_EXERCISE_
Pick out each line below containing "PACAP".

(THE DATA Opens)

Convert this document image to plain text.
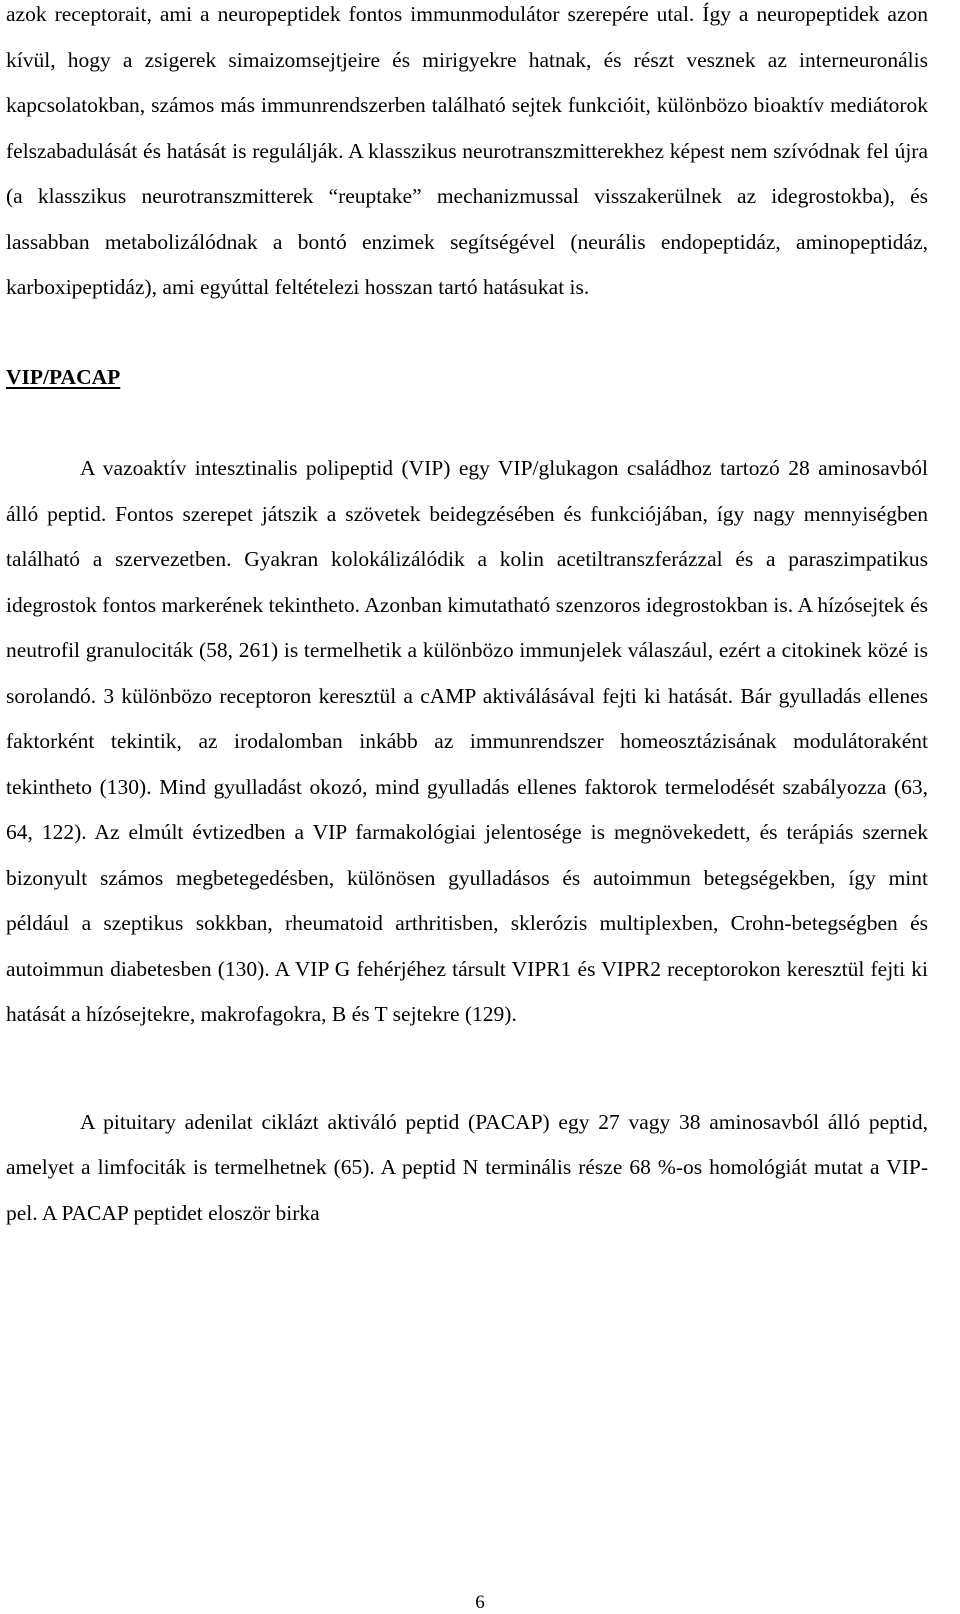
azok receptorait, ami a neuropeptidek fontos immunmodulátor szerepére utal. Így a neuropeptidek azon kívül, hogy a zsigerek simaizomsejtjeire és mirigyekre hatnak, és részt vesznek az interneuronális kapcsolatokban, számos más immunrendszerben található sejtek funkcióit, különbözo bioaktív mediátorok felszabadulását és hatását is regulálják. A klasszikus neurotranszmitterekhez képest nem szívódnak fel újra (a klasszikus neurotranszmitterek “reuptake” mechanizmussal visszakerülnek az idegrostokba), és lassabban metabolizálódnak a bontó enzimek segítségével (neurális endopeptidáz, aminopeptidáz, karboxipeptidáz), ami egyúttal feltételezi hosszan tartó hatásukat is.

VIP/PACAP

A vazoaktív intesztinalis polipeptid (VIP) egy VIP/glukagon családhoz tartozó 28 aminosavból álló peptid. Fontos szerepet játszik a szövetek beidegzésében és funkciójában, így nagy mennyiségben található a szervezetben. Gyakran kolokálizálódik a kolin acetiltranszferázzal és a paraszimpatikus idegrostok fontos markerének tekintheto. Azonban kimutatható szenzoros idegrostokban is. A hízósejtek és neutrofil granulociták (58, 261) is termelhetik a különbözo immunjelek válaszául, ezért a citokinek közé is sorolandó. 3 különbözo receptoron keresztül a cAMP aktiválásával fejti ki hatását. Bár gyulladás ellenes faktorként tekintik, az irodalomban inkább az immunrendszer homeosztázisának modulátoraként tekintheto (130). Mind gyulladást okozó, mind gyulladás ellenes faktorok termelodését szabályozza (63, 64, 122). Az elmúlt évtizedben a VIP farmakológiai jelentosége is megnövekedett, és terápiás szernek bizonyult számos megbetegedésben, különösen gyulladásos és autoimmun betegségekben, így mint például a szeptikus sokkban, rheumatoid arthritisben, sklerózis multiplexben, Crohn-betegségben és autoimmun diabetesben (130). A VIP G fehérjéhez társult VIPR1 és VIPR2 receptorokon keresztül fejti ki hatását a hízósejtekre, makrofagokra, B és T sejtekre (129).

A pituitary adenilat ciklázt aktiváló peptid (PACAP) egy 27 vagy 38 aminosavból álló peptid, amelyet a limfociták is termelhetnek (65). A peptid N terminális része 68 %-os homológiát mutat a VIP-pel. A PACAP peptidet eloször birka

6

(THE DATA Closes)

_TASK OUTPUT_
VIP/PACAP
A pituitary adenilat ciklázt aktiváló peptid (PACAP) egy 27 vagy 38 aminosavból álló peptid, amelyet a limfociták is termelhetnek (65). A peptid N terminális része 68 %-os homológiát mutat a VIP-pel. A PACAP peptidet eloször birka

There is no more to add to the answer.